** start **

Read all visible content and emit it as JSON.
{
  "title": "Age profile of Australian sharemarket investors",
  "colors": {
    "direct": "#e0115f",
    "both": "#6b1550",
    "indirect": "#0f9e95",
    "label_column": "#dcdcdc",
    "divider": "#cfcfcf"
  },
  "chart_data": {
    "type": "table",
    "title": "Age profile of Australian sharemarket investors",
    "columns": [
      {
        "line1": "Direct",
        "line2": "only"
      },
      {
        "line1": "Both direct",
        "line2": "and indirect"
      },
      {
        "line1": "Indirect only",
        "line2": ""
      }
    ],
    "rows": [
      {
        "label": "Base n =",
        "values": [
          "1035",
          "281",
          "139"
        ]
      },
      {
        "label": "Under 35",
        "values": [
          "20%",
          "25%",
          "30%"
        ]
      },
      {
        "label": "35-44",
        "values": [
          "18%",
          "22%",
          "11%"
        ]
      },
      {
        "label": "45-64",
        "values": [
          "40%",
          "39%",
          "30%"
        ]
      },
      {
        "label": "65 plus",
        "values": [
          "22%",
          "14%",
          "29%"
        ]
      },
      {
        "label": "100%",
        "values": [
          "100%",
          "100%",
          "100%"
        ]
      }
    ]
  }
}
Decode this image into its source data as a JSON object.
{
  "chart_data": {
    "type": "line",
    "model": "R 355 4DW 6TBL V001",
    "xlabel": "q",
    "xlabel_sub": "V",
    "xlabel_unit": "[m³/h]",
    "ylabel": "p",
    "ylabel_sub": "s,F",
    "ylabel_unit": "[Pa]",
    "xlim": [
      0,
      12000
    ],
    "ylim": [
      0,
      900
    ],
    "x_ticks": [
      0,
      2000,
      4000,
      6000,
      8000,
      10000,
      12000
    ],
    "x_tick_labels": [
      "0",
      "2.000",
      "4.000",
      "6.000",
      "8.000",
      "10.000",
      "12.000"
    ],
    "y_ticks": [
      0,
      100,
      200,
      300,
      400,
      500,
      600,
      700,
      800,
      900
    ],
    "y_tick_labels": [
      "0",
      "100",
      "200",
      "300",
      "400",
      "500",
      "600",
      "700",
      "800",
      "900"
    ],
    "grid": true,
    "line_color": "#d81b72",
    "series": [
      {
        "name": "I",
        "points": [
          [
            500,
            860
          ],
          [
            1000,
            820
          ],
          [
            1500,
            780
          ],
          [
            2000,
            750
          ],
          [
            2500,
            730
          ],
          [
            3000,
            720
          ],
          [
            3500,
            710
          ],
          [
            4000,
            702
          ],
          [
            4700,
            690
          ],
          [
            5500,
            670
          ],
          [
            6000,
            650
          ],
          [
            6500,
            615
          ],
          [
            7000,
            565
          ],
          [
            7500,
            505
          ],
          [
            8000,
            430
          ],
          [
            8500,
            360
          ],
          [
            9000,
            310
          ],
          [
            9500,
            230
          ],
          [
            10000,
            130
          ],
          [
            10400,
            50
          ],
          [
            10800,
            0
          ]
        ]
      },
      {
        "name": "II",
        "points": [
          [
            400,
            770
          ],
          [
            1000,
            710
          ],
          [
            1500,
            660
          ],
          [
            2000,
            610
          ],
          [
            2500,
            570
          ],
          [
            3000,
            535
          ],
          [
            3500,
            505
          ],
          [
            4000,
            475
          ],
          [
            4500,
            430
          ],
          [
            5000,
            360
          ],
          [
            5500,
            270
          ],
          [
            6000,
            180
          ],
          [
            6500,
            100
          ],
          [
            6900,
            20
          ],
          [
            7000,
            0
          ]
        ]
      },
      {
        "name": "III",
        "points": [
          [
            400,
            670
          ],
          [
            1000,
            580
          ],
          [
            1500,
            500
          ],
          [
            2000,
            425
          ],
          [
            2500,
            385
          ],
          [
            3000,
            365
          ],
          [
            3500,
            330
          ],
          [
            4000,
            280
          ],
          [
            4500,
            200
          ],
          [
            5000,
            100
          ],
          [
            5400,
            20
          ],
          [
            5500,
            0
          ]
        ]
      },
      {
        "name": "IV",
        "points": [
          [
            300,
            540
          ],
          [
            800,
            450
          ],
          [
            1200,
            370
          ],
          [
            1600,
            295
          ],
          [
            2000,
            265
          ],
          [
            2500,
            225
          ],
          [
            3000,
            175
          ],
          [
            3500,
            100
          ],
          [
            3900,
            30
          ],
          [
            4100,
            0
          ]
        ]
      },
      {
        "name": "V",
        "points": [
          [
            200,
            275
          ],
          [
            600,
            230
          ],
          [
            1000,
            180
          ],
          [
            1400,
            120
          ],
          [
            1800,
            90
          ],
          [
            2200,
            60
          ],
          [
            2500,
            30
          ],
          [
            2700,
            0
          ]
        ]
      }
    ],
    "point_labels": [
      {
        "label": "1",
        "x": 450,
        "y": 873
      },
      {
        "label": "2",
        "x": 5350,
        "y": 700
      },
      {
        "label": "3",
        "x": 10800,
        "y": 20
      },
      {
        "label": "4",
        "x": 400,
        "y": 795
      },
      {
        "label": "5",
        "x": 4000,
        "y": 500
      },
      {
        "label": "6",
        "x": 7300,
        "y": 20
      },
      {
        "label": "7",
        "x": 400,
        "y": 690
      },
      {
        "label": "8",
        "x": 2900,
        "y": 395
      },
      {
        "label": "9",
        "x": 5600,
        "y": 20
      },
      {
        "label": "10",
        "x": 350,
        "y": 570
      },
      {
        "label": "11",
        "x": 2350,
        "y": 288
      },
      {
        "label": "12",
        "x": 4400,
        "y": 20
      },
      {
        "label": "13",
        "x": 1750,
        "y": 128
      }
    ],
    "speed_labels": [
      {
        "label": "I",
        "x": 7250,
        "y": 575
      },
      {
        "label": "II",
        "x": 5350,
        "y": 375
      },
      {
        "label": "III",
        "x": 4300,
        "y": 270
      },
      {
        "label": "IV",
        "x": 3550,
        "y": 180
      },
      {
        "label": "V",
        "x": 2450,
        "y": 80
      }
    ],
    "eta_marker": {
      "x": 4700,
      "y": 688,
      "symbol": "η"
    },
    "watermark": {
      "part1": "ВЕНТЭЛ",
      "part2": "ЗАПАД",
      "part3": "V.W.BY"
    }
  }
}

** end **

Reproduce the entries above in full by retyping them exactly.

Read all visible content and emit it as JSON.
{
  "title": "Age profile of Australian sharemarket investors",
  "colors": {
    "direct": "#e0115f",
    "both": "#6b1550",
    "indirect": "#0f9e95",
    "label_column": "#dcdcdc",
    "divider": "#cfcfcf"
  },
  "chart_data": {
    "type": "table",
    "title": "Age profile of Australian sharemarket investors",
    "columns": [
      {
        "line1": "Direct",
        "line2": "only"
      },
      {
        "line1": "Both direct",
        "line2": "and indirect"
      },
      {
        "line1": "Indirect only",
        "line2": ""
      }
    ],
    "rows": [
      {
        "label": "Base n =",
        "values": [
          "1035",
          "281",
          "139"
        ]
      },
      {
        "label": "Under 35",
        "values": [
          "20%",
          "25%",
          "30%"
        ]
      },
      {
        "label": "35-44",
        "values": [
          "18%",
          "22%",
          "11%"
        ]
      },
      {
        "label": "45-64",
        "values": [
          "40%",
          "39%",
          "30%"
        ]
      },
      {
        "label": "65 plus",
        "values": [
          "22%",
          "14%",
          "29%"
        ]
      },
      {
        "label": "100%",
        "values": [
          "100%",
          "100%",
          "100%"
        ]
      }
    ]
  }
}
Decode this image into its source data as a JSON object.
{
  "chart_data": {
    "type": "line",
    "model": "R 355 4DW 6TBL V001",
    "xlabel": "q",
    "xlabel_sub": "V",
    "xlabel_unit": "[m³/h]",
    "ylabel": "p",
    "ylabel_sub": "s,F",
    "ylabel_unit": "[Pa]",
    "xlim": [
      0,
      12000
    ],
    "ylim": [
      0,
      900
    ],
    "x_ticks": [
      0,
      2000,
      4000,
      6000,
      8000,
      10000,
      12000
    ],
    "x_tick_labels": [
      "0",
      "2.000",
      "4.000",
      "6.000",
      "8.000",
      "10.000",
      "12.000"
    ],
    "y_ticks": [
      0,
      100,
      200,
      300,
      400,
      500,
      600,
      700,
      800,
      900
    ],
    "y_tick_labels": [
      "0",
      "100",
      "200",
      "300",
      "400",
      "500",
      "600",
      "700",
      "800",
      "900"
    ],
    "grid": true,
    "line_color": "#d81b72",
    "series": [
      {
        "name": "I",
        "points": [
          [
            500,
            860
          ],
          [
            1000,
            820
          ],
          [
            1500,
            780
          ],
          [
            2000,
            750
          ],
          [
            2500,
            730
          ],
          [
            3000,
            720
          ],
          [
            3500,
            710
          ],
          [
            4000,
            702
          ],
          [
            4700,
            690
          ],
          [
            5500,
            670
          ],
          [
            6000,
            650
          ],
          [
            6500,
            615
          ],
          [
            7000,
            565
          ],
          [
            7500,
            505
          ],
          [
            8000,
            430
          ],
          [
            8500,
            360
          ],
          [
            9000,
            310
          ],
          [
            9500,
            230
          ],
          [
            10000,
            130
          ],
          [
            10400,
            50
          ],
          [
            10800,
            0
          ]
        ]
      },
      {
        "name": "II",
        "points": [
          [
            400,
            770
          ],
          [
            1000,
            710
          ],
          [
            1500,
            660
          ],
          [
            2000,
            610
          ],
          [
            2500,
            570
          ],
          [
            3000,
            535
          ],
          [
            3500,
            505
          ],
          [
            4000,
            475
          ],
          [
            4500,
            430
          ],
          [
            5000,
            360
          ],
          [
            5500,
            270
          ],
          [
            6000,
            180
          ],
          [
            6500,
            100
          ],
          [
            6900,
            20
          ],
          [
            7000,
            0
          ]
        ]
      },
      {
        "name": "III",
        "points": [
          [
            400,
            670
          ],
          [
            1000,
            580
          ],
          [
            1500,
            500
          ],
          [
            2000,
            425
          ],
          [
            2500,
            385
          ],
          [
            3000,
            365
          ],
          [
            3500,
            330
          ],
          [
            4000,
            280
          ],
          [
            4500,
            200
          ],
          [
            5000,
            100
          ],
          [
            5400,
            20
          ],
          [
            5500,
            0
          ]
        ]
      },
      {
        "name": "IV",
        "points": [
          [
            300,
            540
          ],
          [
            800,
            450
          ],
          [
            1200,
            370
          ],
          [
            1600,
            295
          ],
          [
            2000,
            265
          ],
          [
            2500,
            225
          ],
          [
            3000,
            175
          ],
          [
            3500,
            100
          ],
          [
            3900,
            30
          ],
          [
            4100,
            0
          ]
        ]
      },
      {
        "name": "V",
        "points": [
          [
            200,
            275
          ],
          [
            600,
            230
          ],
          [
            1000,
            180
          ],
          [
            1400,
            120
          ],
          [
            1800,
            90
          ],
          [
            2200,
            60
          ],
          [
            2500,
            30
          ],
          [
            2700,
            0
          ]
        ]
      }
    ],
    "point_labels": [
      {
        "label": "1",
        "x": 450,
        "y": 873
      },
      {
        "label": "2",
        "x": 5350,
        "y": 700
      },
      {
        "label": "3",
        "x": 10800,
        "y": 20
      },
      {
        "label": "4",
        "x": 400,
        "y": 795
      },
      {
        "label": "5",
        "x": 4000,
        "y": 500
      },
      {
        "label": "6",
        "x": 7300,
        "y": 20
      },
      {
        "label": "7",
        "x": 400,
        "y": 690
      },
      {
        "label": "8",
        "x": 2900,
        "y": 395
      },
      {
        "label": "9",
        "x": 5600,
        "y": 20
      },
      {
        "label": "10",
        "x": 350,
        "y": 570
      },
      {
        "label": "11",
        "x": 2350,
        "y": 288
      },
      {
        "label": "12",
        "x": 4400,
        "y": 20
      },
      {
        "label": "13",
        "x": 1750,
        "y": 128
      }
    ],
    "speed_labels": [
      {
        "label": "I",
        "x": 7250,
        "y": 575
      },
      {
        "label": "II",
        "x": 5350,
        "y": 375
      },
      {
        "label": "III",
        "x": 4300,
        "y": 270
      },
      {
        "label": "IV",
        "x": 3550,
        "y": 180
      },
      {
        "label": "V",
        "x": 2450,
        "y": 80
      }
    ],
    "eta_marker": {
      "x": 4700,
      "y": 688,
      "symbol": "η"
    },
    "watermark": {
      "part1": "ВЕНТЭЛ",
      "part2": "ЗАПАД",
      "part3": "V.W.BY"
    }
  }
}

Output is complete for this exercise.